═════ GIVEN ENTRIES ═════

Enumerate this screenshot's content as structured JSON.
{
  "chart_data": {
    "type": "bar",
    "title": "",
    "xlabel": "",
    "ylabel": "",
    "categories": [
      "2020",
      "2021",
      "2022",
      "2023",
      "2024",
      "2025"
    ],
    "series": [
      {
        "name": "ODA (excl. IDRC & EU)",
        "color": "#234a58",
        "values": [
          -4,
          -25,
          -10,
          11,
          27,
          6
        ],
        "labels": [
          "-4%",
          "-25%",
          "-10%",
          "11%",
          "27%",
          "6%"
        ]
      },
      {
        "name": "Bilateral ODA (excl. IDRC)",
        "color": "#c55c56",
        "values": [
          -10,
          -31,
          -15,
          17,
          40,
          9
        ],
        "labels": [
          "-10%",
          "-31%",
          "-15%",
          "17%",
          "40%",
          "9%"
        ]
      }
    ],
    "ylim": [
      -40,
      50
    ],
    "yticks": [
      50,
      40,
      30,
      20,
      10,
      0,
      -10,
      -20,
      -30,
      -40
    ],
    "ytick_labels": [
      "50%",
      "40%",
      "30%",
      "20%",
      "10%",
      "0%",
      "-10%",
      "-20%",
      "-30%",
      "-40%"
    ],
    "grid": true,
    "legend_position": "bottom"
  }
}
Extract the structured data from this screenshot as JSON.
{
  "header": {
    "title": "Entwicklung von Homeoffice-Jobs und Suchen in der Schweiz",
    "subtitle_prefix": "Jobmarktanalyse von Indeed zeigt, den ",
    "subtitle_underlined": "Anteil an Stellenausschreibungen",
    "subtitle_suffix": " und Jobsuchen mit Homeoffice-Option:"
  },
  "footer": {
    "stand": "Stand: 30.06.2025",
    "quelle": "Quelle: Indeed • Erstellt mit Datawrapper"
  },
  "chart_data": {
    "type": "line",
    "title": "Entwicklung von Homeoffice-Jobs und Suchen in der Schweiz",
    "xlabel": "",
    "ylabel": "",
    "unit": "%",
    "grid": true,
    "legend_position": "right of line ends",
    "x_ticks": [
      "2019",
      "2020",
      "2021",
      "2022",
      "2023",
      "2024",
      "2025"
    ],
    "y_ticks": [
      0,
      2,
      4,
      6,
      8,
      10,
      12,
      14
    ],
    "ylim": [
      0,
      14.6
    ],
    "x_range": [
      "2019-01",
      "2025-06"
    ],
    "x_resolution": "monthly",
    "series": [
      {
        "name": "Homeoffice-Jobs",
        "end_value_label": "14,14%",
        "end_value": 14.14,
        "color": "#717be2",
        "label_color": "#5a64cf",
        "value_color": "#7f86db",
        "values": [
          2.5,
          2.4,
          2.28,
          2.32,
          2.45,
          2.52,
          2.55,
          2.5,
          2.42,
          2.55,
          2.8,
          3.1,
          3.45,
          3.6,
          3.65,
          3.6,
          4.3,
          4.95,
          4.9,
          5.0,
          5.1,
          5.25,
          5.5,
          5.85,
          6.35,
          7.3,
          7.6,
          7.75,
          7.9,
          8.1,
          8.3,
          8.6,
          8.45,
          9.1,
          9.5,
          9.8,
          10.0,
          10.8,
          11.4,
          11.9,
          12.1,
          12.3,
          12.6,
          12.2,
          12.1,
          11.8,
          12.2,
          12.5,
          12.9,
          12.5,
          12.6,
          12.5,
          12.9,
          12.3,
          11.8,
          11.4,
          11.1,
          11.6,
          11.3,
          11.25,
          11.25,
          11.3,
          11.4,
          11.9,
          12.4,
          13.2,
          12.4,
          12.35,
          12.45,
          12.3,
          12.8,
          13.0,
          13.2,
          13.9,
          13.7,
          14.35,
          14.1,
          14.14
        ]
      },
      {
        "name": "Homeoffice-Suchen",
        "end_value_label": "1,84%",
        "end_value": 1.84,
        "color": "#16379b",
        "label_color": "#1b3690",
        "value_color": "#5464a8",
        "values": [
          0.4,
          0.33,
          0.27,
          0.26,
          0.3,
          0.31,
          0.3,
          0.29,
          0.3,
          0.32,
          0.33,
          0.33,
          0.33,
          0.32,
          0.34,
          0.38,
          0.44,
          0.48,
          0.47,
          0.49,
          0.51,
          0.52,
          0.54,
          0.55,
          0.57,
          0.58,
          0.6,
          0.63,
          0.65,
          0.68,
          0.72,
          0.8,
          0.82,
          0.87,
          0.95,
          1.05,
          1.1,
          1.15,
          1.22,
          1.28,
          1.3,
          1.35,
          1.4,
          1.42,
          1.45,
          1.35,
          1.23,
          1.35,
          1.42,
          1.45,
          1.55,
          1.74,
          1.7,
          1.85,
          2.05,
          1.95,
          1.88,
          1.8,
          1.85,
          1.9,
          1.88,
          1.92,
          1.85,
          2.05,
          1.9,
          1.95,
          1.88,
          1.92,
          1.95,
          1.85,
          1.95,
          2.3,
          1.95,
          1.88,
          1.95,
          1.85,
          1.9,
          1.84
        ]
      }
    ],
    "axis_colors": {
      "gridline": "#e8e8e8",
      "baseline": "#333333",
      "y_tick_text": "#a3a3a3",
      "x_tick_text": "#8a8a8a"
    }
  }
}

═════

In full and verbatim, repeat the records given above.

- [SOLUTION]:
Enumerate this screenshot's content as structured JSON.
{
  "chart_data": {
    "type": "bar",
    "title": "",
    "xlabel": "",
    "ylabel": "",
    "categories": [
      "2020",
      "2021",
      "2022",
      "2023",
      "2024",
      "2025"
    ],
    "series": [
      {
        "name": "ODA (excl. IDRC & EU)",
        "color": "#234a58",
        "values": [
          -4,
          -25,
          -10,
          11,
          27,
          6
        ],
        "labels": [
          "-4%",
          "-25%",
          "-10%",
          "11%",
          "27%",
          "6%"
        ]
      },
      {
        "name": "Bilateral ODA (excl. IDRC)",
        "color": "#c55c56",
        "values": [
          -10,
          -31,
          -15,
          17,
          40,
          9
        ],
        "labels": [
          "-10%",
          "-31%",
          "-15%",
          "17%",
          "40%",
          "9%"
        ]
      }
    ],
    "ylim": [
      -40,
      50
    ],
    "yticks": [
      50,
      40,
      30,
      20,
      10,
      0,
      -10,
      -20,
      -30,
      -40
    ],
    "ytick_labels": [
      "50%",
      "40%",
      "30%",
      "20%",
      "10%",
      "0%",
      "-10%",
      "-20%",
      "-30%",
      "-40%"
    ],
    "grid": true,
    "legend_position": "bottom"
  }
}
Extract the structured data from this screenshot as JSON.
{
  "header": {
    "title": "Entwicklung von Homeoffice-Jobs und Suchen in der Schweiz",
    "subtitle_prefix": "Jobmarktanalyse von Indeed zeigt, den ",
    "subtitle_underlined": "Anteil an Stellenausschreibungen",
    "subtitle_suffix": " und Jobsuchen mit Homeoffice-Option:"
  },
  "footer": {
    "stand": "Stand: 30.06.2025",
    "quelle": "Quelle: Indeed • Erstellt mit Datawrapper"
  },
  "chart_data": {
    "type": "line",
    "title": "Entwicklung von Homeoffice-Jobs und Suchen in der Schweiz",
    "xlabel": "",
    "ylabel": "",
    "unit": "%",
    "grid": true,
    "legend_position": "right of line ends",
    "x_ticks": [
      "2019",
      "2020",
      "2021",
      "2022",
      "2023",
      "2024",
      "2025"
    ],
    "y_ticks": [
      0,
      2,
      4,
      6,
      8,
      10,
      12,
      14
    ],
    "ylim": [
      0,
      14.6
    ],
    "x_range": [
      "2019-01",
      "2025-06"
    ],
    "x_resolution": "monthly",
    "series": [
      {
        "name": "Homeoffice-Jobs",
        "end_value_label": "14,14%",
        "end_value": 14.14,
        "color": "#717be2",
        "label_color": "#5a64cf",
        "value_color": "#7f86db",
        "values": [
          2.5,
          2.4,
          2.28,
          2.32,
          2.45,
          2.52,
          2.55,
          2.5,
          2.42,
          2.55,
          2.8,
          3.1,
          3.45,
          3.6,
          3.65,
          3.6,
          4.3,
          4.95,
          4.9,
          5.0,
          5.1,
          5.25,
          5.5,
          5.85,
          6.35,
          7.3,
          7.6,
          7.75,
          7.9,
          8.1,
          8.3,
          8.6,
          8.45,
          9.1,
          9.5,
          9.8,
          10.0,
          10.8,
          11.4,
          11.9,
          12.1,
          12.3,
          12.6,
          12.2,
          12.1,
          11.8,
          12.2,
          12.5,
          12.9,
          12.5,
          12.6,
          12.5,
          12.9,
          12.3,
          11.8,
          11.4,
          11.1,
          11.6,
          11.3,
          11.25,
          11.25,
          11.3,
          11.4,
          11.9,
          12.4,
          13.2,
          12.4,
          12.35,
          12.45,
          12.3,
          12.8,
          13.0,
          13.2,
          13.9,
          13.7,
          14.35,
          14.1,
          14.14
        ]
      },
      {
        "name": "Homeoffice-Suchen",
        "end_value_label": "1,84%",
        "end_value": 1.84,
        "color": "#16379b",
        "label_color": "#1b3690",
        "value_color": "#5464a8",
        "values": [
          0.4,
          0.33,
          0.27,
          0.26,
          0.3,
          0.31,
          0.3,
          0.29,
          0.3,
          0.32,
          0.33,
          0.33,
          0.33,
          0.32,
          0.34,
          0.38,
          0.44,
          0.48,
          0.47,
          0.49,
          0.51,
          0.52,
          0.54,
          0.55,
          0.57,
          0.58,
          0.6,
          0.63,
          0.65,
          0.68,
          0.72,
          0.8,
          0.82,
          0.87,
          0.95,
          1.05,
          1.1,
          1.15,
          1.22,
          1.28,
          1.3,
          1.35,
          1.4,
          1.42,
          1.45,
          1.35,
          1.23,
          1.35,
          1.42,
          1.45,
          1.55,
          1.74,
          1.7,
          1.85,
          2.05,
          1.95,
          1.88,
          1.8,
          1.85,
          1.9,
          1.88,
          1.92,
          1.85,
          2.05,
          1.9,
          1.95,
          1.88,
          1.92,
          1.95,
          1.85,
          1.95,
          2.3,
          1.95,
          1.88,
          1.95,
          1.85,
          1.9,
          1.84
        ]
      }
    ],
    "axis_colors": {
      "gridline": "#e8e8e8",
      "baseline": "#333333",
      "y_tick_text": "#a3a3a3",
      "x_tick_text": "#8a8a8a"
    }
  }
}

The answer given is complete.